[The request] In the following material, identify every line holding the string "ability" and return it.

•••••

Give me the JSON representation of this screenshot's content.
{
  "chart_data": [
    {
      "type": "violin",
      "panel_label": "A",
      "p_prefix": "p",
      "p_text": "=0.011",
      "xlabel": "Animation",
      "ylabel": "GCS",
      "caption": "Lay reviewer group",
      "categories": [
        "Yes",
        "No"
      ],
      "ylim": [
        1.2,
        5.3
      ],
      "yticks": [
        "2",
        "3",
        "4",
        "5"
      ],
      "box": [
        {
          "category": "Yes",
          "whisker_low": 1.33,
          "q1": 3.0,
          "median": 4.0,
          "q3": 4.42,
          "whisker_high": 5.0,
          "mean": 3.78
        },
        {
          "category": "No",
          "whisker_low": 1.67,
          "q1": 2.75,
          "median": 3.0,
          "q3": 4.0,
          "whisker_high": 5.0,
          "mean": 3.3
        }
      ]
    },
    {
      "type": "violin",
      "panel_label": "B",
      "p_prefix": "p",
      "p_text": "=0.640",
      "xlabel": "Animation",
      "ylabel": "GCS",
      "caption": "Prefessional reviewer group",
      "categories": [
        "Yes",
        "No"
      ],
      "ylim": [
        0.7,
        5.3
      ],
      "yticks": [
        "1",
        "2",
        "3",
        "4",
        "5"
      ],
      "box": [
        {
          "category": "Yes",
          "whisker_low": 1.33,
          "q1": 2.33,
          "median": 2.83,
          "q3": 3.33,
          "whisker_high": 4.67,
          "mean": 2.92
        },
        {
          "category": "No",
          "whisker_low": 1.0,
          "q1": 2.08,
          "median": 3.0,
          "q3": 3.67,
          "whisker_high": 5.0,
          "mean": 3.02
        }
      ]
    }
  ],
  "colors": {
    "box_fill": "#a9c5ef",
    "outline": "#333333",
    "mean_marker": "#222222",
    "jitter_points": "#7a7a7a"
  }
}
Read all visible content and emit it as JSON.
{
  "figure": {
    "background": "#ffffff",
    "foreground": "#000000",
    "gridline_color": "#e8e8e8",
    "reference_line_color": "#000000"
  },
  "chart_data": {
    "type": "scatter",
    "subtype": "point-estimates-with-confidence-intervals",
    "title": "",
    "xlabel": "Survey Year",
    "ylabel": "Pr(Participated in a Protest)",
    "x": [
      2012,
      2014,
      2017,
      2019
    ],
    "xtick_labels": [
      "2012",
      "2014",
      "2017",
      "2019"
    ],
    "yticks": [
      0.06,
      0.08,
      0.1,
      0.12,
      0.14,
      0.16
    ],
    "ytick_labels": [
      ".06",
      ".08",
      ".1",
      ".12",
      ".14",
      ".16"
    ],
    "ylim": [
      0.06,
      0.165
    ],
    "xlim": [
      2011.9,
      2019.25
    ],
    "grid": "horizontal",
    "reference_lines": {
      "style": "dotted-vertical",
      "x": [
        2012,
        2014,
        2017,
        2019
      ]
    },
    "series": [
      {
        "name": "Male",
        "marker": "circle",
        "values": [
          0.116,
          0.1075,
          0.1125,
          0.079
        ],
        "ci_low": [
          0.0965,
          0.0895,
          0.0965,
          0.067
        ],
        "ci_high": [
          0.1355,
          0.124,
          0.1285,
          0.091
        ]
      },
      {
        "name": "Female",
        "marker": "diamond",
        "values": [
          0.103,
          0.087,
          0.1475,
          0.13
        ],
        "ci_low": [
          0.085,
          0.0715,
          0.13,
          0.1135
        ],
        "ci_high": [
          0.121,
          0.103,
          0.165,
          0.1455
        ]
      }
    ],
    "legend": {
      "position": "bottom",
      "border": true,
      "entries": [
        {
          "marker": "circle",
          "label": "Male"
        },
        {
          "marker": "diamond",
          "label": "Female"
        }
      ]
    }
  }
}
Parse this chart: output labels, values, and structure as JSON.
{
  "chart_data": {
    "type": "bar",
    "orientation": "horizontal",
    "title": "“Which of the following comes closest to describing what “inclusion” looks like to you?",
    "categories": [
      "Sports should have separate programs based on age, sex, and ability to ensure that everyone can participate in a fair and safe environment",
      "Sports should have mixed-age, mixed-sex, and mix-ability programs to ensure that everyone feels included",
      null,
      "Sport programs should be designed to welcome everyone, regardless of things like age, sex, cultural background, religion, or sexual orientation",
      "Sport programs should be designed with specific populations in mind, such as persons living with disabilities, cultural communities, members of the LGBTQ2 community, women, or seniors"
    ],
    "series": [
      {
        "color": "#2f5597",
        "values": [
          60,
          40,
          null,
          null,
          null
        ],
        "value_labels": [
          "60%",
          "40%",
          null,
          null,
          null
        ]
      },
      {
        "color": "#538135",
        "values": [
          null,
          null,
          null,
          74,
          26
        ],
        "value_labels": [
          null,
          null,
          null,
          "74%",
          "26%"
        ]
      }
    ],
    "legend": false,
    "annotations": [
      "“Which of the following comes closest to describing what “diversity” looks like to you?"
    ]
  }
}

•••••

[The completed task]
      "Sports should have separate programs based on age, sex, and ability to ensure that everyone can participate in a fair and safe environment",
      "Sports should have mixed-age, mixed-sex, and mix-ability programs to ensure that everyone feels included",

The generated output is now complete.